Output every one of the records below line for line without changing a character, but omit the pictures from your answer.

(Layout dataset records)
++++

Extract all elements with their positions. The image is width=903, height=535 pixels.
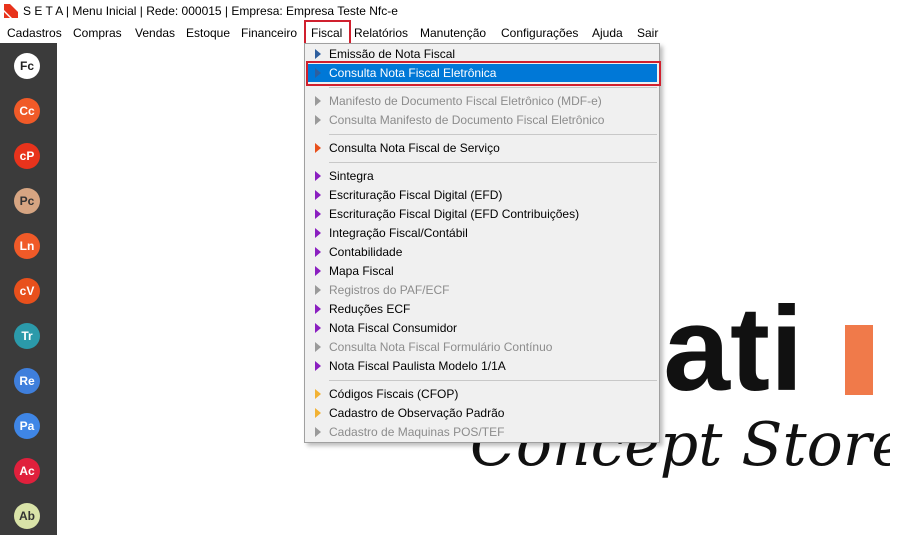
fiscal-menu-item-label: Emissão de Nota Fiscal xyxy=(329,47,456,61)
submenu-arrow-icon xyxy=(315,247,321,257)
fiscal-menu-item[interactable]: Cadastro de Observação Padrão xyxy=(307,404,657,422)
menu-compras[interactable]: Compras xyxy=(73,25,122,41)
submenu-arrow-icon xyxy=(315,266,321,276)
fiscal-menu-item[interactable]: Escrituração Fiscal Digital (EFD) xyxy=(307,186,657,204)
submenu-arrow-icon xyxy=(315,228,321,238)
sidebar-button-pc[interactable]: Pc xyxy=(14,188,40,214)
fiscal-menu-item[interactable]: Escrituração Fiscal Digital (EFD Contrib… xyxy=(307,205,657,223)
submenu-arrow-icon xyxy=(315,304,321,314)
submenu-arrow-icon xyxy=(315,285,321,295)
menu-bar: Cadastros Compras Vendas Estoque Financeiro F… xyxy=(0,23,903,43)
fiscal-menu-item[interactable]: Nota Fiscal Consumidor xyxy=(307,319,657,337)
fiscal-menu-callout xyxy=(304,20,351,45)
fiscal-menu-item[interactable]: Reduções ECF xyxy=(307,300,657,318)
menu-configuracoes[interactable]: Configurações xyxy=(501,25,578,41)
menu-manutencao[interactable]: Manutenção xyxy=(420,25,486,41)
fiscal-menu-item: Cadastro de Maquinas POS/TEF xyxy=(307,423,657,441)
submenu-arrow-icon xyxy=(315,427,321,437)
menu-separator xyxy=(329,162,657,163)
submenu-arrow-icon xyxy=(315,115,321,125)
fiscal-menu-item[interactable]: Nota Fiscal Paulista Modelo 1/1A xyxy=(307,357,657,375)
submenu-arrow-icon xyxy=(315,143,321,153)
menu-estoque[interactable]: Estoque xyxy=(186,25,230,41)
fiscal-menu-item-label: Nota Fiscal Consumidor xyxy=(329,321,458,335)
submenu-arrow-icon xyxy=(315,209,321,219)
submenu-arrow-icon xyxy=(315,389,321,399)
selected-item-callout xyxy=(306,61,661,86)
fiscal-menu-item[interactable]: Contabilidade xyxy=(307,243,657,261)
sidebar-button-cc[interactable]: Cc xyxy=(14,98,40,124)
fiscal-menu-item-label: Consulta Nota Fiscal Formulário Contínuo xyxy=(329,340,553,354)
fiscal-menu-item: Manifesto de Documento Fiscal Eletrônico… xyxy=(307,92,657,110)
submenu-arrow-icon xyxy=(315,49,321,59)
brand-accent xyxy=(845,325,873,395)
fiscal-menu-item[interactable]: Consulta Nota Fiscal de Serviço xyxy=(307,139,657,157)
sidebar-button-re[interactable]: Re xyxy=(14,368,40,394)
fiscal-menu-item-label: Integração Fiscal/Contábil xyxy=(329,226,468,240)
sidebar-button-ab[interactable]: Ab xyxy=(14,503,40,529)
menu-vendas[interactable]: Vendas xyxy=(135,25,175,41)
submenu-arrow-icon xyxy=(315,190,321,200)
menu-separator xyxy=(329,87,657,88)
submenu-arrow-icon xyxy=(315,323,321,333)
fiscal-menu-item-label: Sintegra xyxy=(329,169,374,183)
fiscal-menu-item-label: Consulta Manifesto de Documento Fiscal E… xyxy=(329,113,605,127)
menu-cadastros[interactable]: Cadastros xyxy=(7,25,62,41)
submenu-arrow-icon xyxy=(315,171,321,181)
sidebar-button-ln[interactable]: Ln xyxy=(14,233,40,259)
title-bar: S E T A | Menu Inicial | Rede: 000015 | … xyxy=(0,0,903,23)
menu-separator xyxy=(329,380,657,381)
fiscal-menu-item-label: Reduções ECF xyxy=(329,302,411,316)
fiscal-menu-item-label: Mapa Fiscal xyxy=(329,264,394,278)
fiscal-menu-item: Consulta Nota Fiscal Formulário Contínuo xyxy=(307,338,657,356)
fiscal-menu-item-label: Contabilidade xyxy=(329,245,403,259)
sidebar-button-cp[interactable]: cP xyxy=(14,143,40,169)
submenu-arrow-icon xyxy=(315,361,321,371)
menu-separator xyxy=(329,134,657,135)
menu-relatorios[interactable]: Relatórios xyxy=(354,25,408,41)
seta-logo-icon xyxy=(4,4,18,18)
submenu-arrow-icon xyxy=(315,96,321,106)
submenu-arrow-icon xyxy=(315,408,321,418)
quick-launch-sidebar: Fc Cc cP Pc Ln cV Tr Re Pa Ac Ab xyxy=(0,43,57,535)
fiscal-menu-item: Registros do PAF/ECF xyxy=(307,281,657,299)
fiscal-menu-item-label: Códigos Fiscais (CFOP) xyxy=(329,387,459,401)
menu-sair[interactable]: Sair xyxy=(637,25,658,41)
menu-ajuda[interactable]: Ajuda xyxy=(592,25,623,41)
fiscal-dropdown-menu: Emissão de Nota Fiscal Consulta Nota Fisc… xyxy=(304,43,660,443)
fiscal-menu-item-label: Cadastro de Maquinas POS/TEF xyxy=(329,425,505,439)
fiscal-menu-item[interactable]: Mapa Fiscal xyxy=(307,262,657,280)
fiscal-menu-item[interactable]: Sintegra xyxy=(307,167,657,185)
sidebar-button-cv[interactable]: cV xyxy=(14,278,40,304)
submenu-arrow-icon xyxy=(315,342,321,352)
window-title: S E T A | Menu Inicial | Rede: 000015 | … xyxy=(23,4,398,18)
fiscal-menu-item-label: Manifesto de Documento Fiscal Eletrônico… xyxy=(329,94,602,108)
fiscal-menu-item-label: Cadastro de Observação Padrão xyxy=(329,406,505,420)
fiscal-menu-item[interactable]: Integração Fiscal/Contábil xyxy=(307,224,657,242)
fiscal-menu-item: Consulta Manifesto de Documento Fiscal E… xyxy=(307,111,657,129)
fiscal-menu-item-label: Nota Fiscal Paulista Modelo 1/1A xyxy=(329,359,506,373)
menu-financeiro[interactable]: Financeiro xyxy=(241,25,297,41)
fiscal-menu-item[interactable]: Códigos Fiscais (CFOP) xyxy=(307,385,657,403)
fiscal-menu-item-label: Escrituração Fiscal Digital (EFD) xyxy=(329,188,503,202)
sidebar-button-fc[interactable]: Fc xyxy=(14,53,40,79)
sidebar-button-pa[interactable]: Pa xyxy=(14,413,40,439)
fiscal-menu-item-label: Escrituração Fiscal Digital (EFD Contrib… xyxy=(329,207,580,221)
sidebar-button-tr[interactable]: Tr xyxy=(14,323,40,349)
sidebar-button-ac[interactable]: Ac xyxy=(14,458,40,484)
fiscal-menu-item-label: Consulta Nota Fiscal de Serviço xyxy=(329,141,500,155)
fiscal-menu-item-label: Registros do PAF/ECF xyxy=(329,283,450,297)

++++

• **Result**:
Extract all elements with their positions. The image is width=903, height=535 pixels.
fiscal-menu-item-label: Emissão de Nota Fiscal xyxy=(329,47,456,61)
submenu-arrow-icon xyxy=(315,247,321,257)
fiscal-menu-item[interactable]: Cadastro de Observação Padrão xyxy=(307,404,657,422)
menu-compras[interactable]: Compras xyxy=(73,25,122,41)
submenu-arrow-icon xyxy=(315,266,321,276)
fiscal-menu-item[interactable]: Escrituração Fiscal Digital (EFD) xyxy=(307,186,657,204)
submenu-arrow-icon xyxy=(315,228,321,238)
sidebar-button-pc[interactable]: Pc xyxy=(14,188,40,214)
fiscal-menu-item[interactable]: Escrituração Fiscal Digital (EFD Contrib… xyxy=(307,205,657,223)
submenu-arrow-icon xyxy=(315,304,321,314)
submenu-arrow-icon xyxy=(315,285,321,295)
menu-bar: Cadastros Compras Vendas Estoque Financeiro F… xyxy=(0,23,903,43)
fiscal-menu-item[interactable]: Nota Fiscal Consumidor xyxy=(307,319,657,337)
fiscal-menu-callout xyxy=(304,20,351,45)
fiscal-menu-item[interactable]: Reduções ECF xyxy=(307,300,657,318)
menu-configuracoes[interactable]: Configurações xyxy=(501,25,578,41)
menu-manutencao[interactable]: Manutenção xyxy=(420,25,486,41)
fiscal-menu-item: Cadastro de Maquinas POS/TEF xyxy=(307,423,657,441)
submenu-arrow-icon xyxy=(315,427,321,437)
menu-separator xyxy=(329,162,657,163)
submenu-arrow-icon xyxy=(315,115,321,125)
fiscal-menu-item[interactable]: Nota Fiscal Paulista Modelo 1/1A xyxy=(307,357,657,375)
submenu-arrow-icon xyxy=(315,143,321,153)
menu-estoque[interactable]: Estoque xyxy=(186,25,230,41)
fiscal-menu-item-label: Nota Fiscal Consumidor xyxy=(329,321,458,335)
submenu-arrow-icon xyxy=(315,209,321,219)
submenu-arrow-icon xyxy=(315,389,321,399)
selected-item-callout xyxy=(306,61,661,86)
fiscal-menu-item[interactable]: Contabilidade xyxy=(307,243,657,261)
sidebar-button-cc[interactable]: Cc xyxy=(14,98,40,124)
fiscal-menu-item-label: Consulta Nota Fiscal Formulário Contínuo xyxy=(329,340,553,354)
fiscal-menu-item: Manifesto de Documento Fiscal Eletrônico… xyxy=(307,92,657,110)
submenu-arrow-icon xyxy=(315,49,321,59)
brand-accent xyxy=(845,325,873,395)
fiscal-menu-item[interactable]: Consulta Nota Fiscal de Serviço xyxy=(307,139,657,157)
sidebar-button-re[interactable]: Re xyxy=(14,368,40,394)
fiscal-menu-item-label: Integração Fiscal/Contábil xyxy=(329,226,468,240)
sidebar-button-ab[interactable]: Ab xyxy=(14,503,40,529)
menu-vendas[interactable]: Vendas xyxy=(135,25,175,41)
submenu-arrow-icon xyxy=(315,190,321,200)
menu-separator xyxy=(329,87,657,88)
submenu-arrow-icon xyxy=(315,323,321,333)
fiscal-menu-item-label: Sintegra xyxy=(329,169,374,183)
fiscal-menu-item-label: Consulta Manifesto de Documento Fiscal E… xyxy=(329,113,605,127)
menu-cadastros[interactable]: Cadastros xyxy=(7,25,62,41)
submenu-arrow-icon xyxy=(315,171,321,181)
sidebar-button-ln[interactable]: Ln xyxy=(14,233,40,259)
title-bar: S E T A | Menu Inicial | Rede: 000015 | … xyxy=(0,0,903,23)
menu-separator xyxy=(329,380,657,381)
fiscal-menu-item-label: Reduções ECF xyxy=(329,302,411,316)
fiscal-menu-item-label: Mapa Fiscal xyxy=(329,264,394,278)
fiscal-menu-item: Consulta Nota Fiscal Formulário Contínuo xyxy=(307,338,657,356)
fiscal-menu-item-label: Contabilidade xyxy=(329,245,403,259)
sidebar-button-cp[interactable]: cP xyxy=(14,143,40,169)
submenu-arrow-icon xyxy=(315,361,321,371)
menu-separator xyxy=(329,134,657,135)
menu-relatorios[interactable]: Relatórios xyxy=(354,25,408,41)
seta-logo-icon xyxy=(4,4,18,18)
submenu-arrow-icon xyxy=(315,96,321,106)
submenu-arrow-icon xyxy=(315,408,321,418)
quick-launch-sidebar: Fc Cc cP Pc Ln cV Tr Re Pa Ac Ab xyxy=(0,43,57,535)
fiscal-menu-item: Registros do PAF/ECF xyxy=(307,281,657,299)
fiscal-menu-item-label: Códigos Fiscais (CFOP) xyxy=(329,387,459,401)
menu-sair[interactable]: Sair xyxy=(637,25,658,41)
menu-ajuda[interactable]: Ajuda xyxy=(592,25,623,41)
fiscal-dropdown-menu: Emissão de Nota Fiscal Consulta Nota Fisc… xyxy=(304,43,660,443)
fiscal-menu-item-label: Cadastro de Maquinas POS/TEF xyxy=(329,425,505,439)
fiscal-menu-item[interactable]: Mapa Fiscal xyxy=(307,262,657,280)
fiscal-menu-item[interactable]: Sintegra xyxy=(307,167,657,185)
sidebar-button-cv[interactable]: cV xyxy=(14,278,40,304)
submenu-arrow-icon xyxy=(315,342,321,352)
window-title: S E T A | Menu Inicial | Rede: 000015 | … xyxy=(23,4,398,18)
fiscal-menu-item-label: Manifesto de Documento Fiscal Eletrônico… xyxy=(329,94,602,108)
fiscal-menu-item-label: Cadastro de Observação Padrão xyxy=(329,406,505,420)
fiscal-menu-item[interactable]: Integração Fiscal/Contábil xyxy=(307,224,657,242)
fiscal-menu-item: Consulta Manifesto de Documento Fiscal E… xyxy=(307,111,657,129)
fiscal-menu-item-label: Nota Fiscal Paulista Modelo 1/1A xyxy=(329,359,506,373)
menu-financeiro[interactable]: Financeiro xyxy=(241,25,297,41)
fiscal-menu-item[interactable]: Códigos Fiscais (CFOP) xyxy=(307,385,657,403)
fiscal-menu-item-label: Escrituração Fiscal Digital (EFD) xyxy=(329,188,503,202)
sidebar-button-fc[interactable]: Fc xyxy=(14,53,40,79)
sidebar-button-pa[interactable]: Pa xyxy=(14,413,40,439)
fiscal-menu-item-label: Escrituração Fiscal Digital (EFD Contrib… xyxy=(329,207,580,221)
sidebar-button-tr[interactable]: Tr xyxy=(14,323,40,349)
sidebar-button-ac[interactable]: Ac xyxy=(14,458,40,484)
fiscal-menu-item-label: Consulta Nota Fiscal de Serviço xyxy=(329,141,500,155)
fiscal-menu-item-label: Registros do PAF/ECF xyxy=(329,283,450,297)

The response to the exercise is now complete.